--- BEGIN Input rows ---

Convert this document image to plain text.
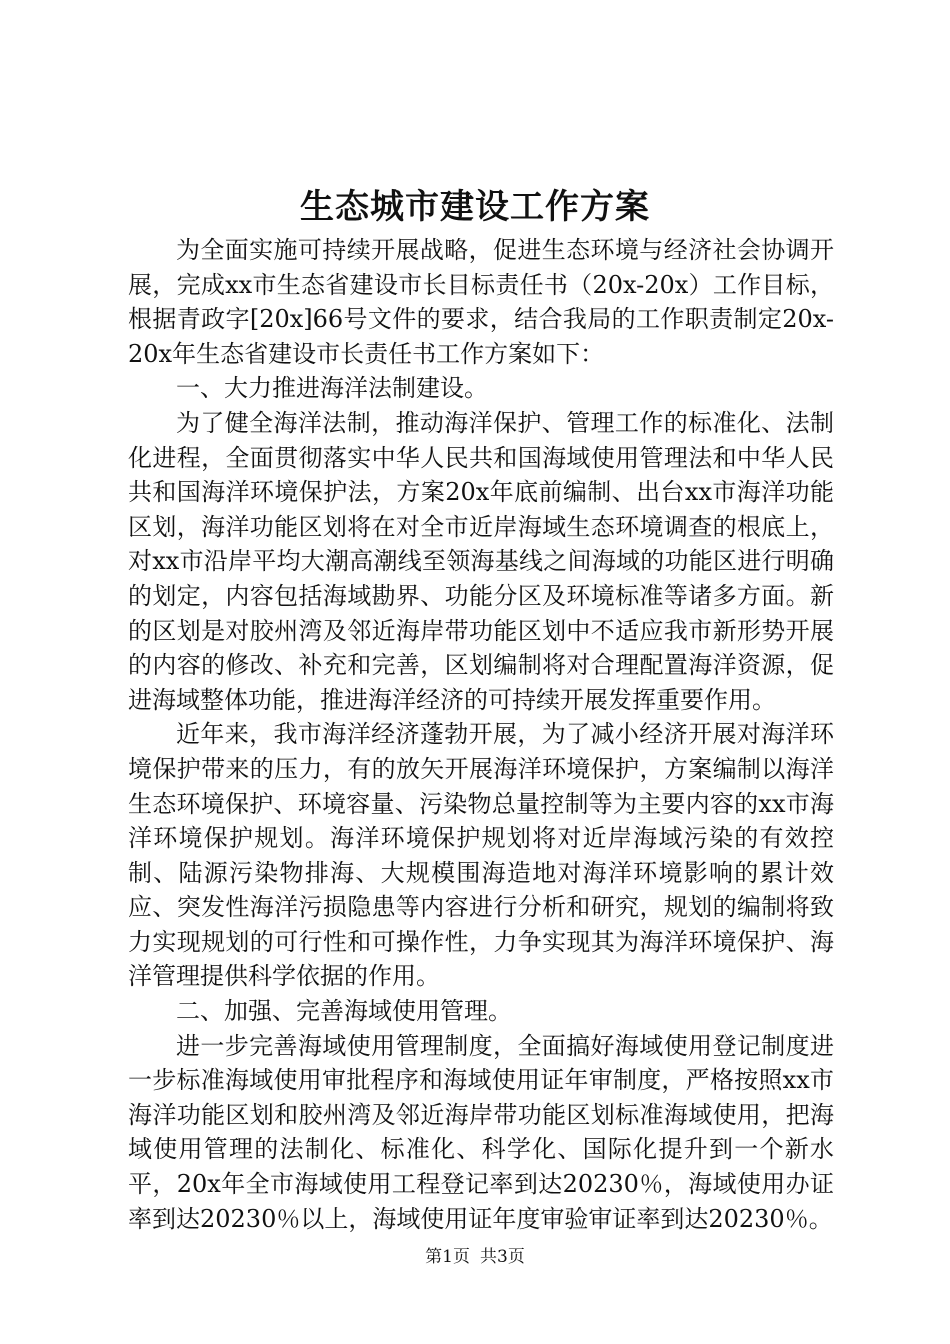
生态城市建设工作方案

为全面实施可持续开展战略，促进生态环境与经济社会协调开展，完成xx市生态省建设市长目标责任书（20x-20x）工作目标，根据青政字[20x]66号文件的要求，结合我局的工作职责制定20x-20x年生态省建设市长责任书工作方案如下：

一、大力推进海洋法制建设。

为了健全海洋法制，推动海洋保护、管理工作的标准化、法制化进程，全面贯彻落实中华人民共和国海域使用管理法和中华人民共和国海洋环境保护法，方案20x年底前编制、出台xx市海洋功能区划，海洋功能区划将在对全市近岸海域生态环境调查的根底上，对xx市沿岸平均大潮高潮线至领海基线之间海域的功能区进行明确的划定，内容包括海域勘界、功能分区及环境标准等诸多方面。新的区划是对胶州湾及邻近海岸带功能区划中不适应我市新形势开展的内容的修改、补充和完善，区划编制将对合理配置海洋资源，促进海域整体功能，推进海洋经济的可持续开展发挥重要作用。

近年来，我市海洋经济蓬勃开展，为了减小经济开展对海洋环境保护带来的压力，有的放矢开展海洋环境保护，方案编制以海洋生态环境保护、环境容量、污染物总量控制等为主要内容的xx市海洋环境保护规划。海洋环境保护规划将对近岸海域污染的有效控制、陆源污染物排海、大规模围海造地对海洋环境影响的累计效应、突发性海洋污损隐患等内容进行分析和研究，规划的编制将致力实现规划的可行性和可操作性，力争实现其为海洋环境保护、海洋管理提供科学依据的作用。

二、加强、完善海域使用管理。

进一步完善海域使用管理制度，全面搞好海域使用登记制度进一步标准海域使用审批程序和海域使用证年审制度，严格按照xx市海洋功能区划和胶州湾及邻近海岸带功能区划标准海域使用，把海域使用管理的法制化、标准化、科学化、国际化提升到一个新水平，20x年全市海域使用工程登记率到达20230％，海域使用办证率到达20230％以上，海域使用证年度审验审证率到达20230％。

第1页 共3页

--- END Input rows ---

= Problem =
Transcribe every record above exactly, leaving out the pictures.

= The completed task =
Convert this document image to plain text.
生态城市建设工作方案

为全面实施可持续开展战略，促进生态环境与经济社会协调开展，完成xx市生态省建设市长目标责任书（20x-20x）工作目标，根据青政字[20x]66号文件的要求，结合我局的工作职责制定20x-20x年生态省建设市长责任书工作方案如下：

一、大力推进海洋法制建设。

为了健全海洋法制，推动海洋保护、管理工作的标准化、法制化进程，全面贯彻落实中华人民共和国海域使用管理法和中华人民共和国海洋环境保护法，方案20x年底前编制、出台xx市海洋功能区划，海洋功能区划将在对全市近岸海域生态环境调查的根底上，对xx市沿岸平均大潮高潮线至领海基线之间海域的功能区进行明确的划定，内容包括海域勘界、功能分区及环境标准等诸多方面。新的区划是对胶州湾及邻近海岸带功能区划中不适应我市新形势开展的内容的修改、补充和完善，区划编制将对合理配置海洋资源，促进海域整体功能，推进海洋经济的可持续开展发挥重要作用。

近年来，我市海洋经济蓬勃开展，为了减小经济开展对海洋环境保护带来的压力，有的放矢开展海洋环境保护，方案编制以海洋生态环境保护、环境容量、污染物总量控制等为主要内容的xx市海洋环境保护规划。海洋环境保护规划将对近岸海域污染的有效控制、陆源污染物排海、大规模围海造地对海洋环境影响的累计效应、突发性海洋污损隐患等内容进行分析和研究，规划的编制将致力实现规划的可行性和可操作性，力争实现其为海洋环境保护、海洋管理提供科学依据的作用。

二、加强、完善海域使用管理。

进一步完善海域使用管理制度，全面搞好海域使用登记制度进一步标准海域使用审批程序和海域使用证年审制度，严格按照xx市海洋功能区划和胶州湾及邻近海岸带功能区划标准海域使用，把海域使用管理的法制化、标准化、科学化、国际化提升到一个新水平，20x年全市海域使用工程登记率到达20230％，海域使用办证率到达20230％以上，海域使用证年度审验审证率到达20230％。

第1页 共3页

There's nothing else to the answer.